* start Provided entries *

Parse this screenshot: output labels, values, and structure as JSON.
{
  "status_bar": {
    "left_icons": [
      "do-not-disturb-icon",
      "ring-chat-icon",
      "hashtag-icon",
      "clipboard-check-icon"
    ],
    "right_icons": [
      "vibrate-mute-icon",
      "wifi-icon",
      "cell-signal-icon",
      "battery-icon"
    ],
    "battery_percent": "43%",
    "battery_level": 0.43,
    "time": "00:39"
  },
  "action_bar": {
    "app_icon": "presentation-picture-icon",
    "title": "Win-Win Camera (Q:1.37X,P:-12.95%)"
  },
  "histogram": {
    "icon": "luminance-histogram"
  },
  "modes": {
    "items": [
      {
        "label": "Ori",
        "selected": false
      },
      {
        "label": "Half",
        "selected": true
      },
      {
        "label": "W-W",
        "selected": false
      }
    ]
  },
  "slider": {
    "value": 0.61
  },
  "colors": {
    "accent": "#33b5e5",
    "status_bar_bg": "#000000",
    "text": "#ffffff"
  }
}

* end Provided entries *
* start Provided entries *

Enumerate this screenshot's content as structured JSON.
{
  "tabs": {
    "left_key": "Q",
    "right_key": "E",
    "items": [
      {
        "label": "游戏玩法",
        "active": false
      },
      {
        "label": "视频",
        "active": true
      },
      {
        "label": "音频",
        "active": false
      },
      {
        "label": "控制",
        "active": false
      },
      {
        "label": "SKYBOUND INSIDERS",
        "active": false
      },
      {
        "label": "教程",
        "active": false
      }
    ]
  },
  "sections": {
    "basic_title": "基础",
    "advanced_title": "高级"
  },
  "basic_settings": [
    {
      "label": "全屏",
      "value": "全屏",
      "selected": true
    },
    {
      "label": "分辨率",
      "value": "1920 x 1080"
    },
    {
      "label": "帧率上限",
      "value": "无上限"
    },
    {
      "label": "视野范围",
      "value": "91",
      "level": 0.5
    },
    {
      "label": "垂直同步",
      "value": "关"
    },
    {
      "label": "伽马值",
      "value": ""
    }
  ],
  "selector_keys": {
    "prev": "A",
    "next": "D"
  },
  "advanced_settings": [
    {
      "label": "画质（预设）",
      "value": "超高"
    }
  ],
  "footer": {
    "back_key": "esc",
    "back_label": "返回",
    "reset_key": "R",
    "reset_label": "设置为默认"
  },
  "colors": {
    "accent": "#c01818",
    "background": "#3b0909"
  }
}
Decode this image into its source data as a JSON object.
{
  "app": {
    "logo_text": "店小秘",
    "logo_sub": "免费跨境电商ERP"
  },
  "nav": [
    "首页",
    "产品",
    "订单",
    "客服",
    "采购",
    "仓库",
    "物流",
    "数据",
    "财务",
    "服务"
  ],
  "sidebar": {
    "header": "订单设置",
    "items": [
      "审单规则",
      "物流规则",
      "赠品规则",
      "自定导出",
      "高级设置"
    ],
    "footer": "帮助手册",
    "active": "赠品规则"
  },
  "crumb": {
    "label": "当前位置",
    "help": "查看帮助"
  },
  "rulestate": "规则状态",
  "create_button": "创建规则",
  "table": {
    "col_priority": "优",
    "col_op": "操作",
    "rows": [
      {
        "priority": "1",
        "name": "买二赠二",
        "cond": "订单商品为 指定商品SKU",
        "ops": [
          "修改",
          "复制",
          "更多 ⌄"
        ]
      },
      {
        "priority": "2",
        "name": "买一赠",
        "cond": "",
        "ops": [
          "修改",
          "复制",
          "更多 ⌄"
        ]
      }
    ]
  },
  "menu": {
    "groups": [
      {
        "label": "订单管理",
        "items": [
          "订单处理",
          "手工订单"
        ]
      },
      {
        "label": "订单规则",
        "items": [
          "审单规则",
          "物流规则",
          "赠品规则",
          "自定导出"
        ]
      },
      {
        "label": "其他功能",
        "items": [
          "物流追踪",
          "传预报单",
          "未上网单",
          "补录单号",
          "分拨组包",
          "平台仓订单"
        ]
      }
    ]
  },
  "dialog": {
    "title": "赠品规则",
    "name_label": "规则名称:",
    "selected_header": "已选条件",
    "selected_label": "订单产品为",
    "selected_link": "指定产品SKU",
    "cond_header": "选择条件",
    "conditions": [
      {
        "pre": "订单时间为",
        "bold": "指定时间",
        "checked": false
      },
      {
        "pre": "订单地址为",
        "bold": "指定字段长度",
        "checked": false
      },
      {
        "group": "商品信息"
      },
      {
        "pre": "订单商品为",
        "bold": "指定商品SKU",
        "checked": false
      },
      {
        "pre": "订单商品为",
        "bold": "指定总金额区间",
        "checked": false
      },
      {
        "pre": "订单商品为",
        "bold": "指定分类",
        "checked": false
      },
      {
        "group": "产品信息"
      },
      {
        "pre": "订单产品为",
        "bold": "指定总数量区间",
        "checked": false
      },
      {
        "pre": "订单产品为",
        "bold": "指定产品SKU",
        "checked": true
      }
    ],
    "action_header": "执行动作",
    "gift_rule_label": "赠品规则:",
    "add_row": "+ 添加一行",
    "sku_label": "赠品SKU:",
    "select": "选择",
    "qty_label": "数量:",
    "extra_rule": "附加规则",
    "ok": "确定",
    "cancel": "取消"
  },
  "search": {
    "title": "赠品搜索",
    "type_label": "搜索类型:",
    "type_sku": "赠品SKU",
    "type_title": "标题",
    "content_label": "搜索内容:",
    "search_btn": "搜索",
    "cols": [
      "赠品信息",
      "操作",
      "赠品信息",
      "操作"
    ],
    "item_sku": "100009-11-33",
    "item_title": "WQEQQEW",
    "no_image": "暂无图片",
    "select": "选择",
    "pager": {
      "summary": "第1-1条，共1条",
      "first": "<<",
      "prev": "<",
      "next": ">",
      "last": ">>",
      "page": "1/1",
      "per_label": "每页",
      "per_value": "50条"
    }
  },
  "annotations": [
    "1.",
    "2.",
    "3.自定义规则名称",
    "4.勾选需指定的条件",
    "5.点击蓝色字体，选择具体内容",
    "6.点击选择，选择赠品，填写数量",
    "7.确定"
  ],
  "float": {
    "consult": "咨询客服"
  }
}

* end Provided entries *
* start Provided entries *

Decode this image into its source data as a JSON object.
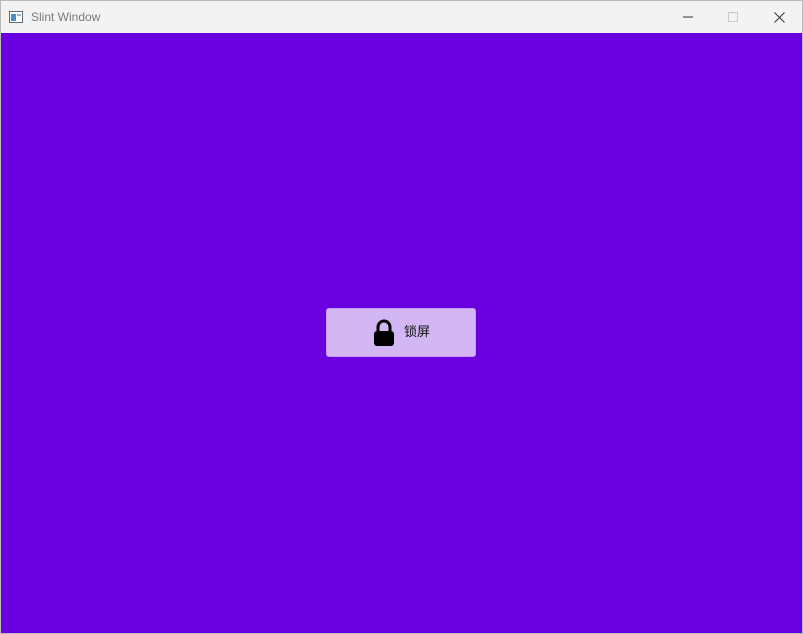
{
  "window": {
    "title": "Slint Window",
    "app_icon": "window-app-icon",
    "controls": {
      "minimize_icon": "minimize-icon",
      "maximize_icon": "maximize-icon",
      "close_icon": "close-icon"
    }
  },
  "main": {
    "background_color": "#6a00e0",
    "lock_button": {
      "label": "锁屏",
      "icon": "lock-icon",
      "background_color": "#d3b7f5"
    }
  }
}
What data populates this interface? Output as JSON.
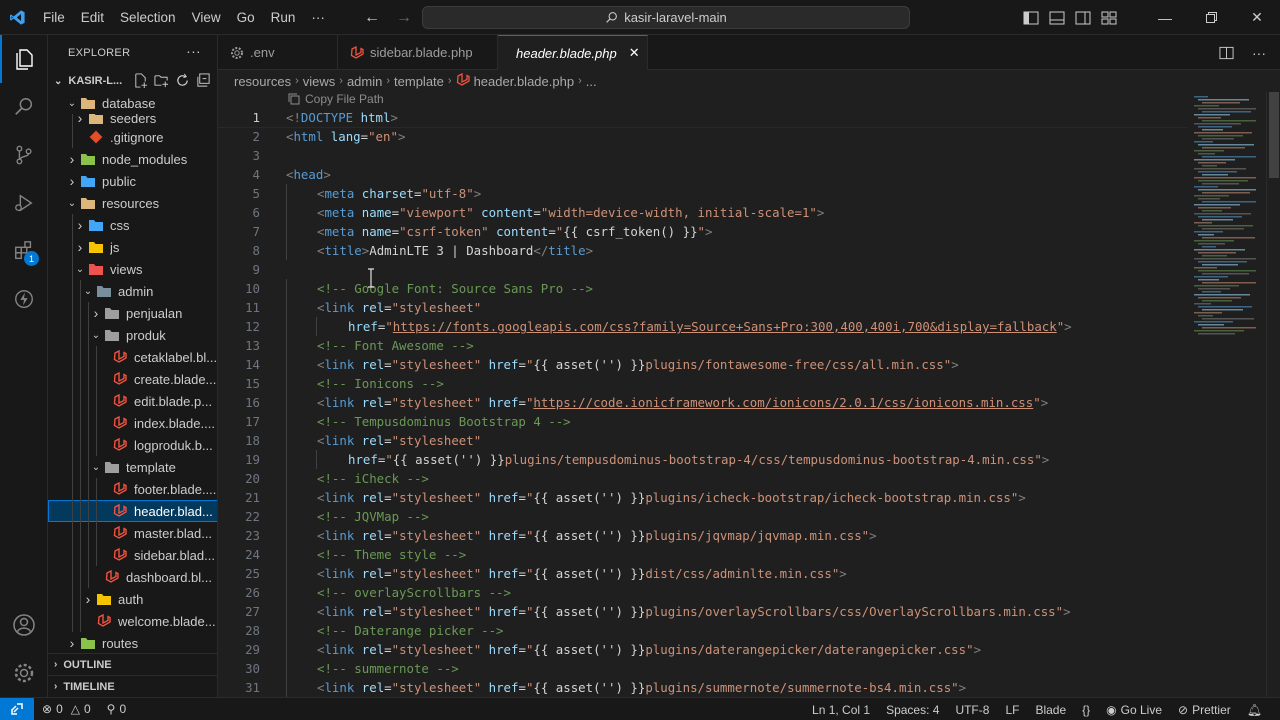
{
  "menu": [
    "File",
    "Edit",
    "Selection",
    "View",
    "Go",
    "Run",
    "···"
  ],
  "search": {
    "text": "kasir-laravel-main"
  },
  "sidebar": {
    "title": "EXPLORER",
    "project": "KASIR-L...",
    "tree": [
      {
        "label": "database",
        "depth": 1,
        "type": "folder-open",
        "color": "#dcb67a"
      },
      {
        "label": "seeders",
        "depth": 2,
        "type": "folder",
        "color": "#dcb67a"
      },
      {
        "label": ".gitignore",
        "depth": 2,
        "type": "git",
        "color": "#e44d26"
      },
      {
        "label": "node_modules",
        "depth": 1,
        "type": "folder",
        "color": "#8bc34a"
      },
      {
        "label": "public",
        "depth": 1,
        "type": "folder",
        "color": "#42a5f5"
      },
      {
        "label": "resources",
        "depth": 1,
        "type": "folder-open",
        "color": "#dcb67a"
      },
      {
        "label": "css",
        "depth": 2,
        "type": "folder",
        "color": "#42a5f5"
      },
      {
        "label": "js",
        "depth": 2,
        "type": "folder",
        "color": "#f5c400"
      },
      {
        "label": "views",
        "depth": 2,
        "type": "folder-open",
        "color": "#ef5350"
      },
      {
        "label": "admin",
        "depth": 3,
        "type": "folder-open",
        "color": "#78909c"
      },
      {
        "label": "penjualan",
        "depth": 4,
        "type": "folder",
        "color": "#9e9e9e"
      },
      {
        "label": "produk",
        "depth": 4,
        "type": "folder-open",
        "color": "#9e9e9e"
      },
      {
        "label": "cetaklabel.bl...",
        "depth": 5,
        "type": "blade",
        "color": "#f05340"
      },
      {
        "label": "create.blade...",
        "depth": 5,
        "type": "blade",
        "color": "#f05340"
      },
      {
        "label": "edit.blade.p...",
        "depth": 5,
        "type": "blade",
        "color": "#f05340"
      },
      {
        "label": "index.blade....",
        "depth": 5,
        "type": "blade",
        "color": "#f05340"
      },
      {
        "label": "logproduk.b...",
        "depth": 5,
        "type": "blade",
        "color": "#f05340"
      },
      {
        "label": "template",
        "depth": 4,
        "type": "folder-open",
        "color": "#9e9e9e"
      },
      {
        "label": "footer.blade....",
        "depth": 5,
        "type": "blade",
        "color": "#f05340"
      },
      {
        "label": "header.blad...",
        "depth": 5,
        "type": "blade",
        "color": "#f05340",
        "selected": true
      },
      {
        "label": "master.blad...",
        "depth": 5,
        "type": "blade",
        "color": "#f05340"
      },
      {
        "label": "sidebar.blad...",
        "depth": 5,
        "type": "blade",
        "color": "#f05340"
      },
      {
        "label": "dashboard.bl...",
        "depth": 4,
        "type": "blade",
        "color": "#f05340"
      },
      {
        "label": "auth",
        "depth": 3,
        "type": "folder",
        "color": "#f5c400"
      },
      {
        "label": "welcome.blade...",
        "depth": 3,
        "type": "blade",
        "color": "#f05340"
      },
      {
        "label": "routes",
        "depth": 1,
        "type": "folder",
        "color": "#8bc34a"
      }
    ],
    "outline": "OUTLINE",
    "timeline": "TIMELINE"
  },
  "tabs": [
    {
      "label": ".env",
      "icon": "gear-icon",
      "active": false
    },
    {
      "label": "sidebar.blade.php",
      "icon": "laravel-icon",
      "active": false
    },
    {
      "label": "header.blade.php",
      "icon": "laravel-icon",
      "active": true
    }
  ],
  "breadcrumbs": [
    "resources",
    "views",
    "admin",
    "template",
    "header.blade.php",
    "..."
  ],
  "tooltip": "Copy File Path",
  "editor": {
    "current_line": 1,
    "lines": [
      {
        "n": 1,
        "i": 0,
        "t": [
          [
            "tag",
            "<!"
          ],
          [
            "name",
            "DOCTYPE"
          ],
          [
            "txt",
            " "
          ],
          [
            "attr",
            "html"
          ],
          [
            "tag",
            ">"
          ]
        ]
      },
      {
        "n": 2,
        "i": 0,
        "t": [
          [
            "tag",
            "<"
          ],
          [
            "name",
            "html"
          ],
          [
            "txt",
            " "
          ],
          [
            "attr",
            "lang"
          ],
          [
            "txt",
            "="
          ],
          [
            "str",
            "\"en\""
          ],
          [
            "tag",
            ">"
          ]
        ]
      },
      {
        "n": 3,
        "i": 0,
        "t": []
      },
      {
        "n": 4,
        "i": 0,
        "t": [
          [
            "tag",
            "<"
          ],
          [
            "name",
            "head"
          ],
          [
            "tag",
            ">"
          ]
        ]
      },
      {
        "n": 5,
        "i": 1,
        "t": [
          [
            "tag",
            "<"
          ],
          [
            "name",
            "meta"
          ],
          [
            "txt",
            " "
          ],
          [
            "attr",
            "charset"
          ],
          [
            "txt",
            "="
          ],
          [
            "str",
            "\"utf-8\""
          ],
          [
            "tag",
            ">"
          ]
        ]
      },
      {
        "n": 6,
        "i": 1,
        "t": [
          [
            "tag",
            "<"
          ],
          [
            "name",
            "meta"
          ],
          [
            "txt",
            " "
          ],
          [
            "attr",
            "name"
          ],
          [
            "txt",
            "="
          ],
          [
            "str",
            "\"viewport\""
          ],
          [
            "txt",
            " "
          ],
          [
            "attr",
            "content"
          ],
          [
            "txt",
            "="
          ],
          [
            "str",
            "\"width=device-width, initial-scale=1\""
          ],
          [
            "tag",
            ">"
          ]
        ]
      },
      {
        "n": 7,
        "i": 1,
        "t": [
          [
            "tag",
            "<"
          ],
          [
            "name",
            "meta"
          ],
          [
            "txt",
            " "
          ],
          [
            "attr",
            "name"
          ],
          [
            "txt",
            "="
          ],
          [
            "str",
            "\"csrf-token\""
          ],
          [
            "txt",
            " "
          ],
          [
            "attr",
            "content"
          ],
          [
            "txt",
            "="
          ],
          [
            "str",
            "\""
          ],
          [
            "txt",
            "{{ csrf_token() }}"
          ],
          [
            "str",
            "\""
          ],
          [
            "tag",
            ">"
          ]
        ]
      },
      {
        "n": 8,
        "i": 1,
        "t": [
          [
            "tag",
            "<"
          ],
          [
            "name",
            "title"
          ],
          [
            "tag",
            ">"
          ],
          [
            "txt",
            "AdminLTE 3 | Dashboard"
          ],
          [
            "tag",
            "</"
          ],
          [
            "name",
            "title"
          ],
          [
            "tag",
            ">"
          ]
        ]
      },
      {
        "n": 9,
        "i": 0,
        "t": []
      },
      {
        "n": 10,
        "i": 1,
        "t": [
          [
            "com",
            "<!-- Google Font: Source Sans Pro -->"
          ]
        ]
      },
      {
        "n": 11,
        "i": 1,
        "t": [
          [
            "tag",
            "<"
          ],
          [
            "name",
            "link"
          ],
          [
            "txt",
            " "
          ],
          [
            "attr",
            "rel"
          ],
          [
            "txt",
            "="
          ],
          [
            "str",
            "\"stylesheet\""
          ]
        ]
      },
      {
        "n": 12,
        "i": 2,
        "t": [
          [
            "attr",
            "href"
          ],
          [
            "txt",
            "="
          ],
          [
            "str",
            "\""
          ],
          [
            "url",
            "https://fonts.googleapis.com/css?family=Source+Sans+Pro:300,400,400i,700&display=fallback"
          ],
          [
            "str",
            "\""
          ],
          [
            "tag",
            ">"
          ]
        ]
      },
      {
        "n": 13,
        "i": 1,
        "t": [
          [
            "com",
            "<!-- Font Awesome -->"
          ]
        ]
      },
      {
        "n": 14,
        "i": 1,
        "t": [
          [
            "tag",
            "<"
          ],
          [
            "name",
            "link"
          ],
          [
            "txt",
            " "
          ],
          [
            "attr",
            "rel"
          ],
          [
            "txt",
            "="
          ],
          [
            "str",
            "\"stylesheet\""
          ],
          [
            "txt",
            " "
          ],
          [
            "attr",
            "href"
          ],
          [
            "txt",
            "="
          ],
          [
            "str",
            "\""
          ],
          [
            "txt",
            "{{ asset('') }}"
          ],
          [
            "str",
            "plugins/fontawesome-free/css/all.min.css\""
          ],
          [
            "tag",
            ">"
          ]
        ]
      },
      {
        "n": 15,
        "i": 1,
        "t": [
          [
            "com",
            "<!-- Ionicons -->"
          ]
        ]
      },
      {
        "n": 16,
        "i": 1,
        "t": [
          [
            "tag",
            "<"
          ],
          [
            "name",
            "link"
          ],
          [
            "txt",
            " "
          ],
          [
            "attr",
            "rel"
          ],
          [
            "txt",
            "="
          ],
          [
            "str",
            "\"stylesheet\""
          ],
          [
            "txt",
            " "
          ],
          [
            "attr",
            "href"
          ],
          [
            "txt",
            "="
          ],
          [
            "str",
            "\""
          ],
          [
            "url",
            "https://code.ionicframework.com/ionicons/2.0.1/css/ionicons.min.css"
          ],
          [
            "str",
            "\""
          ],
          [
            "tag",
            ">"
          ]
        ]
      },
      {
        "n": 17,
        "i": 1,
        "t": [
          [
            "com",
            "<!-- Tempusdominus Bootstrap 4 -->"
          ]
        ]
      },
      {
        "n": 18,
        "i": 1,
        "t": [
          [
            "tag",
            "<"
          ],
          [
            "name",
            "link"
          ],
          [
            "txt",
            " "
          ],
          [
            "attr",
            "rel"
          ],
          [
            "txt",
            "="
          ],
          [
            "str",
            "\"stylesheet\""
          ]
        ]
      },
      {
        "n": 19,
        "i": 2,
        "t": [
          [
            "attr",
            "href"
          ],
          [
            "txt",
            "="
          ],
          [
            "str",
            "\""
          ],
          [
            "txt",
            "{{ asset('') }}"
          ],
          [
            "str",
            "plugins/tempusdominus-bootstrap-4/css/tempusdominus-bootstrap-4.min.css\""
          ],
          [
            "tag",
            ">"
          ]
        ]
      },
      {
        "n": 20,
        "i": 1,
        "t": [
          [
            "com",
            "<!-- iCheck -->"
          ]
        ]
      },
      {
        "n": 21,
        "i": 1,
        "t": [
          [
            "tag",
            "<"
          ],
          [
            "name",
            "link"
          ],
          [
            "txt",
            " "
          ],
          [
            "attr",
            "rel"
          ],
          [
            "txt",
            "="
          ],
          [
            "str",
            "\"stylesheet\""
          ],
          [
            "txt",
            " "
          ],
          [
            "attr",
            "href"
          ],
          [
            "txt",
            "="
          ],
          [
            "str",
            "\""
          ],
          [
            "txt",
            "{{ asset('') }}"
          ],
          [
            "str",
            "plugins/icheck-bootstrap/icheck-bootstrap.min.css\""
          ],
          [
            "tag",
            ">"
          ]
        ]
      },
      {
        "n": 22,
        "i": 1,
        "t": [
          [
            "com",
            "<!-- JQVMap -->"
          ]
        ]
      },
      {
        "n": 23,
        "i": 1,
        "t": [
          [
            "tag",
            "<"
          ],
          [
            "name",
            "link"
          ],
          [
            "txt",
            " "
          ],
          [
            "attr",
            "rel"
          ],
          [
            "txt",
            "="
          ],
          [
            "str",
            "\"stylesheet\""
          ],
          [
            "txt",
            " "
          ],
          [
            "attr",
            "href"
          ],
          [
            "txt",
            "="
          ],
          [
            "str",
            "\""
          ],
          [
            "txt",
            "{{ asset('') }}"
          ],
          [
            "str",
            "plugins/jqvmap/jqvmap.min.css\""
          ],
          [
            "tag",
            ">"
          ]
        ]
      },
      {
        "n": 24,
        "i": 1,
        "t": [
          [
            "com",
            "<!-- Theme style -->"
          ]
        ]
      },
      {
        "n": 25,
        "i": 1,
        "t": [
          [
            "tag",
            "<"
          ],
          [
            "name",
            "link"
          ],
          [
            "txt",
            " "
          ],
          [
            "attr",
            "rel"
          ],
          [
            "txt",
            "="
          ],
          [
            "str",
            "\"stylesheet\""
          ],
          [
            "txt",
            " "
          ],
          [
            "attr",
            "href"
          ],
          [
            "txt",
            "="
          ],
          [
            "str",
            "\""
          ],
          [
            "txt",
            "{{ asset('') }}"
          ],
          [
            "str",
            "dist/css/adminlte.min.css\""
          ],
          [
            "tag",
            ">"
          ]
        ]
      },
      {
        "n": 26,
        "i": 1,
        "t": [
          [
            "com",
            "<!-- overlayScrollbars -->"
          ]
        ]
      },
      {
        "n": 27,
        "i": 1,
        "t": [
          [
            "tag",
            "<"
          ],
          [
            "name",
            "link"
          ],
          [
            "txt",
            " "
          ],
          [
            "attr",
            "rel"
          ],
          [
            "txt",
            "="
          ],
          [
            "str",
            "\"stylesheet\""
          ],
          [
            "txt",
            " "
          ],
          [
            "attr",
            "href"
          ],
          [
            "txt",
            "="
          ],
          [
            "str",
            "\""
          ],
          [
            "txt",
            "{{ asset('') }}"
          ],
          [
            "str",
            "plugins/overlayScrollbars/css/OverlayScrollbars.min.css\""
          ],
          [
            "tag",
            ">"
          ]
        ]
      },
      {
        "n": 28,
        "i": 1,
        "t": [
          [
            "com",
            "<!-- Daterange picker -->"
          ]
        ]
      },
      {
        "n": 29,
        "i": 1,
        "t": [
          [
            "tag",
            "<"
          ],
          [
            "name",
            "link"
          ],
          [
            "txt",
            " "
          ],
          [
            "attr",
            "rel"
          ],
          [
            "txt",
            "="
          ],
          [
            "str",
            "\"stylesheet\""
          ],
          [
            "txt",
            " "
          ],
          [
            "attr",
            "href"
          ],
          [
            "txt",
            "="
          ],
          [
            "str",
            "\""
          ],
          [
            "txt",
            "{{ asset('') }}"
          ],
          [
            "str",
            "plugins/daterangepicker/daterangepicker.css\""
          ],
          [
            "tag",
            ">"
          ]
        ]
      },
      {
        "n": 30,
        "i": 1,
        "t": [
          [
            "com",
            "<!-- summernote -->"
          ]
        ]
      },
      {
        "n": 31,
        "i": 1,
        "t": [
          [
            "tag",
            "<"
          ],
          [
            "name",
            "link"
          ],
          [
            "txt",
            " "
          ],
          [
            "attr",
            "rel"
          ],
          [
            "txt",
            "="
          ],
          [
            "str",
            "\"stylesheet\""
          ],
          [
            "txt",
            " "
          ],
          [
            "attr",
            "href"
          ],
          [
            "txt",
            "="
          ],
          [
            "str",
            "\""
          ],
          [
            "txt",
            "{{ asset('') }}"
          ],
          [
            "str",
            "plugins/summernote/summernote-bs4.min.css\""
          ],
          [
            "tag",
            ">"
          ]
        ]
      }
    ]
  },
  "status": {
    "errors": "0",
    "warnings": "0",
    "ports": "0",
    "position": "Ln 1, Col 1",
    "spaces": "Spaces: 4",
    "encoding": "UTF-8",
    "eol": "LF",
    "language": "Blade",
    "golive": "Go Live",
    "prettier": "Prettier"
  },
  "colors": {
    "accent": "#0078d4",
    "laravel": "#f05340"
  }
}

* end Provided entries *

→ **Problem description**:
Search the lines for "true". Copy each line that has it.

→ **Result for this task**:
        "selected": true
        "active": true
      "selected": true
        "checked": true
        "selected": true
      "active": true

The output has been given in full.